Would you return all of this data exactly, leaving nothing out?

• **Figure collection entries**
-- begin --

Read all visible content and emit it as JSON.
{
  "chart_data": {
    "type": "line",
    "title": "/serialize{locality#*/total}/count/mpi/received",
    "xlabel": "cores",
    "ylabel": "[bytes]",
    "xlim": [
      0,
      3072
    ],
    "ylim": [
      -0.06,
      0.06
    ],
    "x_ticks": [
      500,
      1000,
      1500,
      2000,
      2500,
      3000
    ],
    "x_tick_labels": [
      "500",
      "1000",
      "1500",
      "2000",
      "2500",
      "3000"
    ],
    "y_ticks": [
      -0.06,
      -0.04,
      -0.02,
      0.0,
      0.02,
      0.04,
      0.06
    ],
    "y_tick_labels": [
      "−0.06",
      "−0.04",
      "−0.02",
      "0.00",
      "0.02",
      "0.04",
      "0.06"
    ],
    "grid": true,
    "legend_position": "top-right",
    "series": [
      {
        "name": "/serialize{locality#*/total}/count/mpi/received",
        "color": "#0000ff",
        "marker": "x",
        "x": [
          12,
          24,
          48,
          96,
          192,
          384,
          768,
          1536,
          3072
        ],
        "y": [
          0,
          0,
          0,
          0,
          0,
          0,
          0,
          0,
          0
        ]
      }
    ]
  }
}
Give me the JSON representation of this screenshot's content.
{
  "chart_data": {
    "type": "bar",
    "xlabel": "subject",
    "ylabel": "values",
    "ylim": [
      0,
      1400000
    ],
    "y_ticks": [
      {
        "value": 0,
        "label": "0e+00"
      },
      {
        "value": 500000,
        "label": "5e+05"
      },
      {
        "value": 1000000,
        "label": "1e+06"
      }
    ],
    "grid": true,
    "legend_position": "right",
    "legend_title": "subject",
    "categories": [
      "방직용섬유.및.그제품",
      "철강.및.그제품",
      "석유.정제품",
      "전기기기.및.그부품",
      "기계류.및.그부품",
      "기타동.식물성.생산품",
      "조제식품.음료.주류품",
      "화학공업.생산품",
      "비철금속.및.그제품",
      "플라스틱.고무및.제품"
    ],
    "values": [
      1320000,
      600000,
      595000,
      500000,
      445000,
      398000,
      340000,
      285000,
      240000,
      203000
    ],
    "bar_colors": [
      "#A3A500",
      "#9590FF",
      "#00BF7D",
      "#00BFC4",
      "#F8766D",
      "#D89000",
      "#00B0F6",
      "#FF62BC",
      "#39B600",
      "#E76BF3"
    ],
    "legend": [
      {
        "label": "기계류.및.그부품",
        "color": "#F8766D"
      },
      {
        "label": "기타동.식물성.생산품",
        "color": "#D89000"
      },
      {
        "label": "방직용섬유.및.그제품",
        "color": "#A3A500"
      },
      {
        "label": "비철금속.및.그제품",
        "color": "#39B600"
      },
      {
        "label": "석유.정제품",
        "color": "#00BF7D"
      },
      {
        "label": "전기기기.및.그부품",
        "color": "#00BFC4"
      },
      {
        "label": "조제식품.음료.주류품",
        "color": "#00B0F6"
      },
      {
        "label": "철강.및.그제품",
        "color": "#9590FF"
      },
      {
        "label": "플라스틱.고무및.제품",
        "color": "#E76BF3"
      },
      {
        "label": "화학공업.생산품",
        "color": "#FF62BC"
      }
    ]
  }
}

-- end --

• **Output for this task**
Read all visible content and emit it as JSON.
{
  "chart_data": {
    "type": "line",
    "title": "/serialize{locality#*/total}/count/mpi/received",
    "xlabel": "cores",
    "ylabel": "[bytes]",
    "xlim": [
      0,
      3072
    ],
    "ylim": [
      -0.06,
      0.06
    ],
    "x_ticks": [
      500,
      1000,
      1500,
      2000,
      2500,
      3000
    ],
    "x_tick_labels": [
      "500",
      "1000",
      "1500",
      "2000",
      "2500",
      "3000"
    ],
    "y_ticks": [
      -0.06,
      -0.04,
      -0.02,
      0.0,
      0.02,
      0.04,
      0.06
    ],
    "y_tick_labels": [
      "−0.06",
      "−0.04",
      "−0.02",
      "0.00",
      "0.02",
      "0.04",
      "0.06"
    ],
    "grid": true,
    "legend_position": "top-right",
    "series": [
      {
        "name": "/serialize{locality#*/total}/count/mpi/received",
        "color": "#0000ff",
        "marker": "x",
        "x": [
          12,
          24,
          48,
          96,
          192,
          384,
          768,
          1536,
          3072
        ],
        "y": [
          0,
          0,
          0,
          0,
          0,
          0,
          0,
          0,
          0
        ]
      }
    ]
  }
}
Give me the JSON representation of this screenshot's content.
{
  "chart_data": {
    "type": "bar",
    "xlabel": "subject",
    "ylabel": "values",
    "ylim": [
      0,
      1400000
    ],
    "y_ticks": [
      {
        "value": 0,
        "label": "0e+00"
      },
      {
        "value": 500000,
        "label": "5e+05"
      },
      {
        "value": 1000000,
        "label": "1e+06"
      }
    ],
    "grid": true,
    "legend_position": "right",
    "legend_title": "subject",
    "categories": [
      "방직용섬유.및.그제품",
      "철강.및.그제품",
      "석유.정제품",
      "전기기기.및.그부품",
      "기계류.및.그부품",
      "기타동.식물성.생산품",
      "조제식품.음료.주류품",
      "화학공업.생산품",
      "비철금속.및.그제품",
      "플라스틱.고무및.제품"
    ],
    "values": [
      1320000,
      600000,
      595000,
      500000,
      445000,
      398000,
      340000,
      285000,
      240000,
      203000
    ],
    "bar_colors": [
      "#A3A500",
      "#9590FF",
      "#00BF7D",
      "#00BFC4",
      "#F8766D",
      "#D89000",
      "#00B0F6",
      "#FF62BC",
      "#39B600",
      "#E76BF3"
    ],
    "legend": [
      {
        "label": "기계류.및.그부품",
        "color": "#F8766D"
      },
      {
        "label": "기타동.식물성.생산품",
        "color": "#D89000"
      },
      {
        "label": "방직용섬유.및.그제품",
        "color": "#A3A500"
      },
      {
        "label": "비철금속.및.그제품",
        "color": "#39B600"
      },
      {
        "label": "석유.정제품",
        "color": "#00BF7D"
      },
      {
        "label": "전기기기.및.그부품",
        "color": "#00BFC4"
      },
      {
        "label": "조제식품.음료.주류품",
        "color": "#00B0F6"
      },
      {
        "label": "철강.및.그제품",
        "color": "#9590FF"
      },
      {
        "label": "플라스틱.고무및.제품",
        "color": "#E76BF3"
      },
      {
        "label": "화학공업.생산품",
        "color": "#FF62BC"
      }
    ]
  }
}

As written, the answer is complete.